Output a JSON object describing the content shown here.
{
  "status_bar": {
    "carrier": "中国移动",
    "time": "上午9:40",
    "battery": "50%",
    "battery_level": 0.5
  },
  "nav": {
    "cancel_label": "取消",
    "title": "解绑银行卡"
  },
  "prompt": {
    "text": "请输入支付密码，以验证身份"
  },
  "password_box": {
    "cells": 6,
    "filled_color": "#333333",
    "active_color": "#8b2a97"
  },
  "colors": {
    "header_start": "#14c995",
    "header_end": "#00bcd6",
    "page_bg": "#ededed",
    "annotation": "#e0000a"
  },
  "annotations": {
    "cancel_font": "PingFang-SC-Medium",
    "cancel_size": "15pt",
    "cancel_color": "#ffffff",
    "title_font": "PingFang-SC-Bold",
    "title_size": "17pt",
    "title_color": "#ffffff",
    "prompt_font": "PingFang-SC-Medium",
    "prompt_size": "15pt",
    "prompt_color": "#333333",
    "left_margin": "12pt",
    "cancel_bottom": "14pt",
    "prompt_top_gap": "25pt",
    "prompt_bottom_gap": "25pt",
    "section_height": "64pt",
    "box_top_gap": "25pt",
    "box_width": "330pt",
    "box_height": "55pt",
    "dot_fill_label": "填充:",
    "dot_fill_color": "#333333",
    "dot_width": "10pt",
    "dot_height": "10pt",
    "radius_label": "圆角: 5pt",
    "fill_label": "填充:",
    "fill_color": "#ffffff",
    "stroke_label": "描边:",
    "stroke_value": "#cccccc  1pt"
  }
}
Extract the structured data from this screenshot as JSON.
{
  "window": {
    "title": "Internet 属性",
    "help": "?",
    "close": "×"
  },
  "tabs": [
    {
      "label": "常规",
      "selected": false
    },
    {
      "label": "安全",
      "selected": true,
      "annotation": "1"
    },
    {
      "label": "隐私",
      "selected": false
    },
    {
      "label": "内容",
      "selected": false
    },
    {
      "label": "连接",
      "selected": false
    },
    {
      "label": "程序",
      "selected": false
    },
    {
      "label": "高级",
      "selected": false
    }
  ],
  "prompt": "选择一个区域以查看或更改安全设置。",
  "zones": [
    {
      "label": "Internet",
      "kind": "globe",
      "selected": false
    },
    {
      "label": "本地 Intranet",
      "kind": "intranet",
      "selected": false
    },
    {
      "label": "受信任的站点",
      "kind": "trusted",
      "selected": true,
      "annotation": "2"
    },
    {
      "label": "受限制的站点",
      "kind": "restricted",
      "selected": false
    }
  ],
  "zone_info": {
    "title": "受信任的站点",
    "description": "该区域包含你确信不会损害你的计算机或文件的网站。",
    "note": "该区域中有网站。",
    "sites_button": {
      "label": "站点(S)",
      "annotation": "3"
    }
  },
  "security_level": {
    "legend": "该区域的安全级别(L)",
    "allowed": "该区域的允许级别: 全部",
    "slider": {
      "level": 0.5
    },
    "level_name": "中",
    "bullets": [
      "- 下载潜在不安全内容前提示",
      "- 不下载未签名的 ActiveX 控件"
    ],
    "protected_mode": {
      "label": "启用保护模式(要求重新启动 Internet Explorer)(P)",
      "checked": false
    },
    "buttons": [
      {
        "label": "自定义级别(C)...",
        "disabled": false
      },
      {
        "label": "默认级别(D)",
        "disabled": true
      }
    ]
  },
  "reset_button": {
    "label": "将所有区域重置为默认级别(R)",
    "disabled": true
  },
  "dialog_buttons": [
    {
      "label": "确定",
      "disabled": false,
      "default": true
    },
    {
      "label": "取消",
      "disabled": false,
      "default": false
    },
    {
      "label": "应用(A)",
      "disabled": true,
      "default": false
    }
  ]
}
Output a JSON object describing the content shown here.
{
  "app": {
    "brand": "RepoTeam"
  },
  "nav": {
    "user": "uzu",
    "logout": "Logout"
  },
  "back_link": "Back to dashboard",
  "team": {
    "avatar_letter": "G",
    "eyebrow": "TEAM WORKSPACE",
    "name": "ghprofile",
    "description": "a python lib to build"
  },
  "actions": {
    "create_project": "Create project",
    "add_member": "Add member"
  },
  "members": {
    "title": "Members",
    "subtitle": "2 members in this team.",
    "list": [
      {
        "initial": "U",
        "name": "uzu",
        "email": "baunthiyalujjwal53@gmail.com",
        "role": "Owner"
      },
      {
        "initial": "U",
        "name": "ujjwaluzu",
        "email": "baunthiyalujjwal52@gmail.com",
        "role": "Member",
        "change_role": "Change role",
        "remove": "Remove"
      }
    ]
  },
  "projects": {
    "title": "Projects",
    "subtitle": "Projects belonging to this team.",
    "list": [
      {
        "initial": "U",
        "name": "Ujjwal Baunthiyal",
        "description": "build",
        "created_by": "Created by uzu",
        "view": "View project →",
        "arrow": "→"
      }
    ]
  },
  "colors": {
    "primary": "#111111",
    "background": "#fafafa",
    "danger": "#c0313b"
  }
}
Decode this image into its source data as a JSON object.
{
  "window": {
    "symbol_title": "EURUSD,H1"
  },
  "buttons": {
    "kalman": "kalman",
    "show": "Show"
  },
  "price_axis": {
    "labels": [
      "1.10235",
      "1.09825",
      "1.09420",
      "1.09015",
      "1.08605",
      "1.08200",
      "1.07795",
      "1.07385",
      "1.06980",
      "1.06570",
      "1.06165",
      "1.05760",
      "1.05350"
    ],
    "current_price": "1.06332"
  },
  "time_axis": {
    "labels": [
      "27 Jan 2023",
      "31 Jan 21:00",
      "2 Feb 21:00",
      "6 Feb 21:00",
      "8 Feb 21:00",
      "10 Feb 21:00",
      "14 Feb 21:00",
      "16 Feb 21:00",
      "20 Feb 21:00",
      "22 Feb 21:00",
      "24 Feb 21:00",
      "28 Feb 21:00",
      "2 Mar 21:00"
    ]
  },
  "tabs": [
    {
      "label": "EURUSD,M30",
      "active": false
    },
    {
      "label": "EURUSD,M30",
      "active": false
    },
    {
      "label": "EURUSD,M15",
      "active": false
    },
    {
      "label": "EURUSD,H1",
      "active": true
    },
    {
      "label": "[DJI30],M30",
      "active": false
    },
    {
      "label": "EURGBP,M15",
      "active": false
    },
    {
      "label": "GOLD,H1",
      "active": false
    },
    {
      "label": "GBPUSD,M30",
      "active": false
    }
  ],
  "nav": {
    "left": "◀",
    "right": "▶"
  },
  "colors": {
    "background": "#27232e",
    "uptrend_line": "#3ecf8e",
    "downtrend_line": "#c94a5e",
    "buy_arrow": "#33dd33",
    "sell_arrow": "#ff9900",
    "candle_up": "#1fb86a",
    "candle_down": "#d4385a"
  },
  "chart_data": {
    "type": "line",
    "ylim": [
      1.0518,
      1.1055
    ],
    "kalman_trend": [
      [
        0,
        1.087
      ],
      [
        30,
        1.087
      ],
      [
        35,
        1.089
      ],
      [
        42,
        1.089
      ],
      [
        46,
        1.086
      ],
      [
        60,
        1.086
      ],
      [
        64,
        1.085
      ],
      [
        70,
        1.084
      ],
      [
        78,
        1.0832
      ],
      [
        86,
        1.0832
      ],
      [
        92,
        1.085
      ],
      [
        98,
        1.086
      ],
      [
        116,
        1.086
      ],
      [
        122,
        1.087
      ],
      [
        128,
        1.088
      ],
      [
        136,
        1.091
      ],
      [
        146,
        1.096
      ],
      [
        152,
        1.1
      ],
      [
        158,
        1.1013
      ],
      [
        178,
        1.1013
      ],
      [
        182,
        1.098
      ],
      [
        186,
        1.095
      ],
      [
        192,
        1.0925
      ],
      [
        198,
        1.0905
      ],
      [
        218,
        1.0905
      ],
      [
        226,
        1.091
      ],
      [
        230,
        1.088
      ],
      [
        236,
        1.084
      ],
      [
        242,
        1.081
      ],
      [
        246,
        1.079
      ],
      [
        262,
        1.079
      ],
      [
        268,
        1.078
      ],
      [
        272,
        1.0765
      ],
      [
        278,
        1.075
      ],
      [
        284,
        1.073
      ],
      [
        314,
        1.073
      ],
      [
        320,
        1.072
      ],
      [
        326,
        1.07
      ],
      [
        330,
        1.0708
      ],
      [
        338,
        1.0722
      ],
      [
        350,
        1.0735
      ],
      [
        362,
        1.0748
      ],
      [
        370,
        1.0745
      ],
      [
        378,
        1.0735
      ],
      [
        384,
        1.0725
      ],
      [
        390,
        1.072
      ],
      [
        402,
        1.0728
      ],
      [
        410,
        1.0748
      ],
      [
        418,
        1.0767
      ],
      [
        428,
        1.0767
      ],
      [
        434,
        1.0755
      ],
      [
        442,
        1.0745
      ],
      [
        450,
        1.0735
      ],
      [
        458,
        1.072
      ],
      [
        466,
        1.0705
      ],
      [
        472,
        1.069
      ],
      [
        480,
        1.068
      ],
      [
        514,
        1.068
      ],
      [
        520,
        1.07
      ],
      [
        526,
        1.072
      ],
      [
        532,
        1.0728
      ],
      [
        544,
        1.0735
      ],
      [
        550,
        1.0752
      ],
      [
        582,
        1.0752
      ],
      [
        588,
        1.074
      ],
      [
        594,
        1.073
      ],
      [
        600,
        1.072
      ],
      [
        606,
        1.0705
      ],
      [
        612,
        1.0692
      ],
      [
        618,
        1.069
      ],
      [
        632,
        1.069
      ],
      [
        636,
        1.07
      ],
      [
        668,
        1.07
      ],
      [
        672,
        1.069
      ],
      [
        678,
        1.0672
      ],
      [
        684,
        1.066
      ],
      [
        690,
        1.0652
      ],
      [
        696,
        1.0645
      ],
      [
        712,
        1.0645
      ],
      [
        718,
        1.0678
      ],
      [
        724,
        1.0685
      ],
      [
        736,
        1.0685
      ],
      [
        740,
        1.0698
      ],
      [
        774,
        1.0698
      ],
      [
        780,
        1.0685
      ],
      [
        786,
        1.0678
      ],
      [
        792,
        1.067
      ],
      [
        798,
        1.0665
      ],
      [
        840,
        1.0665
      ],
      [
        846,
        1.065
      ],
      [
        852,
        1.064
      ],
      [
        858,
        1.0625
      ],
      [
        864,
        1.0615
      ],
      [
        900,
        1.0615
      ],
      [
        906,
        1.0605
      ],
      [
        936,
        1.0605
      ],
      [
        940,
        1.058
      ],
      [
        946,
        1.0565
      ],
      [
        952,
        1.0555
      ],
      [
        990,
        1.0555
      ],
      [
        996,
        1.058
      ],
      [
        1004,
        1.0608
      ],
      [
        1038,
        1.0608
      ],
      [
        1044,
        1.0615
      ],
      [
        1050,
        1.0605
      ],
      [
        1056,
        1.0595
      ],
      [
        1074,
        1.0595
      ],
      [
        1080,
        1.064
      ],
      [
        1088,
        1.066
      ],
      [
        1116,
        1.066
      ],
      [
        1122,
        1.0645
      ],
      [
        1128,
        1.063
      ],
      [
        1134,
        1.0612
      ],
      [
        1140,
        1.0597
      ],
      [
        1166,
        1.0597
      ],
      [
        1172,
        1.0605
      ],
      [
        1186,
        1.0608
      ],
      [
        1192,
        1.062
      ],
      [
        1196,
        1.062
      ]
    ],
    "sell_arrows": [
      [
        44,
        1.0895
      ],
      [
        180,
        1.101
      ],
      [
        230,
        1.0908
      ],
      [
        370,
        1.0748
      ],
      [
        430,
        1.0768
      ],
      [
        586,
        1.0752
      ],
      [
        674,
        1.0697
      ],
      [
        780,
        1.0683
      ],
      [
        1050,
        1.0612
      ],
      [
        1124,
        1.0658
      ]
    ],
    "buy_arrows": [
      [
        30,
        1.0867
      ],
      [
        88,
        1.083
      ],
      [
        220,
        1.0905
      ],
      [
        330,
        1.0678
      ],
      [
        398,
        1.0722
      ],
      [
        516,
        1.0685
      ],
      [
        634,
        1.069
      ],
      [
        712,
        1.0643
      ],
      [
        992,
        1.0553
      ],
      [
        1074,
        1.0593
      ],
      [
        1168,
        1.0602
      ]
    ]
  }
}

What to work on
Pick each line holding the word "EURUSD" out of the listing.

Task answer
    "symbol_title": "EURUSD,H1"
      "label": "EURUSD,M30",
      "label": "EURUSD,M30",
      "label": "EURUSD,M15",
      "label": "EURUSD,H1",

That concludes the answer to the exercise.